# START OF Input records

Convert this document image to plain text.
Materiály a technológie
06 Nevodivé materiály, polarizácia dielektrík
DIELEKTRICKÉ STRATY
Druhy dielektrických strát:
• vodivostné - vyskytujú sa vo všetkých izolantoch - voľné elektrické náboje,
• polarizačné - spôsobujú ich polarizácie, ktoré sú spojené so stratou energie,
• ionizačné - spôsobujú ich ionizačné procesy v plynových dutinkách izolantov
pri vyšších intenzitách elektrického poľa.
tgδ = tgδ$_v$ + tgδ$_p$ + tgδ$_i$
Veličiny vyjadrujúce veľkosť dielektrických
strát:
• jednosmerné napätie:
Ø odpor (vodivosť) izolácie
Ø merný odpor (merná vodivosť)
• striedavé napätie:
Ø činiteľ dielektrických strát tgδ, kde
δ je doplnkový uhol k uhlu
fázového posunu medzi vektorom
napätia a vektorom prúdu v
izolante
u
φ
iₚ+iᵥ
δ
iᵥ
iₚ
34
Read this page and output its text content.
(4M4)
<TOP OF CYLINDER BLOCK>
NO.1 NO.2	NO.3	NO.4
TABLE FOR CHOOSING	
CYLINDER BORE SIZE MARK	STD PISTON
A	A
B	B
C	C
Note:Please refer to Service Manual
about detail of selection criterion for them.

# END OF Input records

Return all of the above records exactly, leaving no line out.

— Right answer —
Convert this document image to plain text.
Materiály a technológie
06 Nevodivé materiály, polarizácia dielektrík
DIELEKTRICKÉ STRATY
Druhy dielektrických strát:
• vodivostné - vyskytujú sa vo všetkých izolantoch - voľné elektrické náboje,
• polarizačné - spôsobujú ich polarizácie, ktoré sú spojené so stratou energie,
• ionizačné - spôsobujú ich ionizačné procesy v plynových dutinkách izolantov
pri vyšších intenzitách elektrického poľa.
tgδ = tgδ$_v$ + tgδ$_p$ + tgδ$_i$
Veličiny vyjadrujúce veľkosť dielektrických
strát:
• jednosmerné napätie:
Ø odpor (vodivosť) izolácie
Ø merný odpor (merná vodivosť)
• striedavé napätie:
Ø činiteľ dielektrických strát tgδ, kde
δ je doplnkový uhol k uhlu
fázového posunu medzi vektorom
napätia a vektorom prúdu v
izolante
u
φ
iₚ+iᵥ
δ
iᵥ
iₚ
34
Read this page and output its text content.
(4M4)
<TOP OF CYLINDER BLOCK>
NO.1 NO.2	NO.3	NO.4
TABLE FOR CHOOSING	
CYLINDER BORE SIZE MARK	STD PISTON
A	A
B	B
C	C
Note:Please refer to Service Manual
about detail of selection criterion for them.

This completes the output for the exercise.